=== WHAT THIS TASK INVOLVES ===
Tally the lines holding "icon" and state only that figure.

=== DATASET RECORDS ===
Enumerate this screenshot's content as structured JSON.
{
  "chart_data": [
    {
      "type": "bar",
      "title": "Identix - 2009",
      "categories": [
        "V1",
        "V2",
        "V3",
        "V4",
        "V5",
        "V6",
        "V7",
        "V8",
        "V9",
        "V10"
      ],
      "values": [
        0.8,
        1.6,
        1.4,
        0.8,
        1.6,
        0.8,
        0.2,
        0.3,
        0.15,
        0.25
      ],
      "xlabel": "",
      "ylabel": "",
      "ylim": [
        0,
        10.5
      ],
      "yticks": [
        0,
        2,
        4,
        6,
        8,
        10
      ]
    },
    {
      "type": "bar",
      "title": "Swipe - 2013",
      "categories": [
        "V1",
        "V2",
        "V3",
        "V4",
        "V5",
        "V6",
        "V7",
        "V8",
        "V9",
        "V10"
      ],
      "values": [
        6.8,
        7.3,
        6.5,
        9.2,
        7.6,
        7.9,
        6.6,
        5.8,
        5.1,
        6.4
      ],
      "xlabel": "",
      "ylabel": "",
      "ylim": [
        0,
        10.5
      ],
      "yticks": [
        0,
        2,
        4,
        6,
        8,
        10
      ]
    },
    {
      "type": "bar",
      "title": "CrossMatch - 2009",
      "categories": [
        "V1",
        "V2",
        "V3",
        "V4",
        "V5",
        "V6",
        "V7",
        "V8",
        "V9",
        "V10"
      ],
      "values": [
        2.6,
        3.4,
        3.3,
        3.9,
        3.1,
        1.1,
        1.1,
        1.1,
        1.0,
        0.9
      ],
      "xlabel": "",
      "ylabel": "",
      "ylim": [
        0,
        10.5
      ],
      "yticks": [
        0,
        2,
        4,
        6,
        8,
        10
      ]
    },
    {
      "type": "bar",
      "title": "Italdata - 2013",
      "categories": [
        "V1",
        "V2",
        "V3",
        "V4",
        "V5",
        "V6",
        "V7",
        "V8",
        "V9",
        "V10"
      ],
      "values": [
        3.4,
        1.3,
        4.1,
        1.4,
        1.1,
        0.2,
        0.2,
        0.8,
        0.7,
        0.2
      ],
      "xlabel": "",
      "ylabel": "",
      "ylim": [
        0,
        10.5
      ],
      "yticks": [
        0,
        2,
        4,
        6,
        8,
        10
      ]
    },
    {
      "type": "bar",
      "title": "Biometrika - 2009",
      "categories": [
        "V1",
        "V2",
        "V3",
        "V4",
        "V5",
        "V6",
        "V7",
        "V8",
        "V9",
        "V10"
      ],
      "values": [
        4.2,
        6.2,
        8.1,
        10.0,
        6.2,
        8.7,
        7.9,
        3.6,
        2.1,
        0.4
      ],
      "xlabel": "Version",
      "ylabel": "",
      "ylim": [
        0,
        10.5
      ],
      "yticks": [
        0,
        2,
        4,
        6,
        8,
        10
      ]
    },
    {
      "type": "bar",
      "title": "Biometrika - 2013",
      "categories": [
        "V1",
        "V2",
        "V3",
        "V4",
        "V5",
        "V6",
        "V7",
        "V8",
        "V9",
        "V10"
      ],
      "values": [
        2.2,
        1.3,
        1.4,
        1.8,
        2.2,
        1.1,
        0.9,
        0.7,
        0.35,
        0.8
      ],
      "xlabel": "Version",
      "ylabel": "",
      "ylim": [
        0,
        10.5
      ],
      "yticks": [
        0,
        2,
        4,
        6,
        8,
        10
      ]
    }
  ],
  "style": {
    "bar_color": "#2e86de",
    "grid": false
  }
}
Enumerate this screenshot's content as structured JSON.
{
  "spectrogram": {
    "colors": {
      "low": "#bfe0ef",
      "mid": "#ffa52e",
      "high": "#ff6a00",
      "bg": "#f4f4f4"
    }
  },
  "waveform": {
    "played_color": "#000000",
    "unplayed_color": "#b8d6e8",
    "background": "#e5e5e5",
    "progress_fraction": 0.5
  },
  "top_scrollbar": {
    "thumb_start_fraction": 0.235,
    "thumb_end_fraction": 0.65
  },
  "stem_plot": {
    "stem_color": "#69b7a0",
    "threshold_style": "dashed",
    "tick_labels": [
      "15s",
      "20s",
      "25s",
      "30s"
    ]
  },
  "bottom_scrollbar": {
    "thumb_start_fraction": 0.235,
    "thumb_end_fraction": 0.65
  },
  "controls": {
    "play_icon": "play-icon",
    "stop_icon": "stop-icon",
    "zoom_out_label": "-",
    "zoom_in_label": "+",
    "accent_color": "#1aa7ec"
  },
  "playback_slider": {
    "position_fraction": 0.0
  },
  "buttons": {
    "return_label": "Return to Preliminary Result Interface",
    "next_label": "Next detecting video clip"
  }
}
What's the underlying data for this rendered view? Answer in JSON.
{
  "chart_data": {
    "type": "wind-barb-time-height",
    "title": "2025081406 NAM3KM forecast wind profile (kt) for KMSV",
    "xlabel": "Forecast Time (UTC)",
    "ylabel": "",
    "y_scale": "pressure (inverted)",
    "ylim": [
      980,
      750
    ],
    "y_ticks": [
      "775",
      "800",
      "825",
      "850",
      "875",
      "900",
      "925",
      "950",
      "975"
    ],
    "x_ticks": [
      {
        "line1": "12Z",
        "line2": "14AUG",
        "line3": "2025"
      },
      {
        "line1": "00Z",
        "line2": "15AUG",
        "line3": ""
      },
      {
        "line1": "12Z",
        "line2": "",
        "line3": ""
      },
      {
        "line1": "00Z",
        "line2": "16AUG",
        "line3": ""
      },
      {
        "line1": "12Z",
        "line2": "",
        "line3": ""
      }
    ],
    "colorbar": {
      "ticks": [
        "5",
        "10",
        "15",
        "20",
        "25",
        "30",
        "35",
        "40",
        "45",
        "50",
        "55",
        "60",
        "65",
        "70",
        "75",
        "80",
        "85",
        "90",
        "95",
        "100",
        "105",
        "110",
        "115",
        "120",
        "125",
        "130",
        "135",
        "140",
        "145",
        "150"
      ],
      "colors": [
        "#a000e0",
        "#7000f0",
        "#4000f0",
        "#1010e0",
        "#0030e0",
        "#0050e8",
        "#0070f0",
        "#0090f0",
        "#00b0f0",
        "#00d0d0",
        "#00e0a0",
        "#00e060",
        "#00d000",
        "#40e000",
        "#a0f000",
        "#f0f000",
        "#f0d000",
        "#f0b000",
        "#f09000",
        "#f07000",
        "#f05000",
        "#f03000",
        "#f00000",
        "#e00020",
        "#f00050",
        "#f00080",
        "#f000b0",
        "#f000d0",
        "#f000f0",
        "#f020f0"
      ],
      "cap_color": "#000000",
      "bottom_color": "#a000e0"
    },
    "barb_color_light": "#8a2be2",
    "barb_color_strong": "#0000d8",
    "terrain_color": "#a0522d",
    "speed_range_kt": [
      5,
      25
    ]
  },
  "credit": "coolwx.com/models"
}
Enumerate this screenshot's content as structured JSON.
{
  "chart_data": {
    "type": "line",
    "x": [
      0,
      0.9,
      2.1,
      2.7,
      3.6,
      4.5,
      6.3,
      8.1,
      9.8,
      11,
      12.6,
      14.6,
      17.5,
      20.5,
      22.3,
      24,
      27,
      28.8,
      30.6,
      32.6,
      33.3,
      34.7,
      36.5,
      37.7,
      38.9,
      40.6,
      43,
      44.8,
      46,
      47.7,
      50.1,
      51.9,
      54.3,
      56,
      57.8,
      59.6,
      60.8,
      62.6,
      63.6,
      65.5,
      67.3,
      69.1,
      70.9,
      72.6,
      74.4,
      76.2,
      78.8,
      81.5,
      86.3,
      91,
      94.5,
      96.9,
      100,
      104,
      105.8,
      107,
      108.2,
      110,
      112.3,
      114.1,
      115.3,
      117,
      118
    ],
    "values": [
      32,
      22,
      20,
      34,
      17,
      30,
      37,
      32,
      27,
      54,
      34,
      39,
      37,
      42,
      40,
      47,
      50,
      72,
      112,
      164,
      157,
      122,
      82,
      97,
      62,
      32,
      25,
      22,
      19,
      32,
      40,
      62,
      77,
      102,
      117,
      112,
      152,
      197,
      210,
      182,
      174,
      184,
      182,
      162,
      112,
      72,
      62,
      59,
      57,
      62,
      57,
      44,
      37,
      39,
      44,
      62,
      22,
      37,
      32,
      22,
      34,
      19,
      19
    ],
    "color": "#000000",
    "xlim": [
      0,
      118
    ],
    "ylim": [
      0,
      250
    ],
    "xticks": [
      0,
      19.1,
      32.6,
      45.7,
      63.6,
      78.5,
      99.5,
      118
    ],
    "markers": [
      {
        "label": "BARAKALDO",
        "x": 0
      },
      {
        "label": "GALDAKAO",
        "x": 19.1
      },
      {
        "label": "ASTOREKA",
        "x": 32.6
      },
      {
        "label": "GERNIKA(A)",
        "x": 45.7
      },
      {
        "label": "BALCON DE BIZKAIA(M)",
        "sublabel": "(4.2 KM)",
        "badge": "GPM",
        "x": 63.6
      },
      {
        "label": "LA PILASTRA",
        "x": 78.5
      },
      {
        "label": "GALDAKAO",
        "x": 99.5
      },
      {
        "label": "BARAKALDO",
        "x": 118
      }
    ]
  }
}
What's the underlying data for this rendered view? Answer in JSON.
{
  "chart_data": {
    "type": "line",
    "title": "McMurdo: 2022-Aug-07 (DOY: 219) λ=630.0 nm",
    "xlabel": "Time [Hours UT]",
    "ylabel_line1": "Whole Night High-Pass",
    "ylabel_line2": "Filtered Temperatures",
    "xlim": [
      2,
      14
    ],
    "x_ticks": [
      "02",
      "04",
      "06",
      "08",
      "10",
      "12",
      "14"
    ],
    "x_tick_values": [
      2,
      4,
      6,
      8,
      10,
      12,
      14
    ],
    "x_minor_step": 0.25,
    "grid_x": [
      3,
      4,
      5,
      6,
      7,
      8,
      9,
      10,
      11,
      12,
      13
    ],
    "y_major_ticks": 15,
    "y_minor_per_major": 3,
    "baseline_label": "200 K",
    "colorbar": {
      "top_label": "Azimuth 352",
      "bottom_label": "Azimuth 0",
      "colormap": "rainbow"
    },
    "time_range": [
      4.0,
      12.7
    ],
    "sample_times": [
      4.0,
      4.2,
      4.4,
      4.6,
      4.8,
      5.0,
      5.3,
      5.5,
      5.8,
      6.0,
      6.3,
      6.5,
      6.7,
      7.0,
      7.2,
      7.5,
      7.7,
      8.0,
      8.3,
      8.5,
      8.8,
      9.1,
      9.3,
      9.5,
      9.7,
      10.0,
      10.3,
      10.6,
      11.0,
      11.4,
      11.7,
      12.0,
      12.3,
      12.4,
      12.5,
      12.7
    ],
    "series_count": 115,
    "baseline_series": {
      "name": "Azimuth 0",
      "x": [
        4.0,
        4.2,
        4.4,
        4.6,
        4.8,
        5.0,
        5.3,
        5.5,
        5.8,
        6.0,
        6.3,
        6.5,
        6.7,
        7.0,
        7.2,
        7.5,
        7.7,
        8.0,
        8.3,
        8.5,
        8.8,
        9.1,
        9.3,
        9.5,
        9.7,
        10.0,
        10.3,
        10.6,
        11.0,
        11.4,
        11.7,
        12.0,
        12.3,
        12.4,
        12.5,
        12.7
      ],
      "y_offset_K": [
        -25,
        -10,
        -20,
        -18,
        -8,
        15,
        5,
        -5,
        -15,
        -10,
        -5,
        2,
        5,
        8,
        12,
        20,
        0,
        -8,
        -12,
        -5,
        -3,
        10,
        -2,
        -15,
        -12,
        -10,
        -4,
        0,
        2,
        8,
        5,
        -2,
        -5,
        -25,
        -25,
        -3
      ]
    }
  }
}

=== EXERCISE RESPONSE ===
2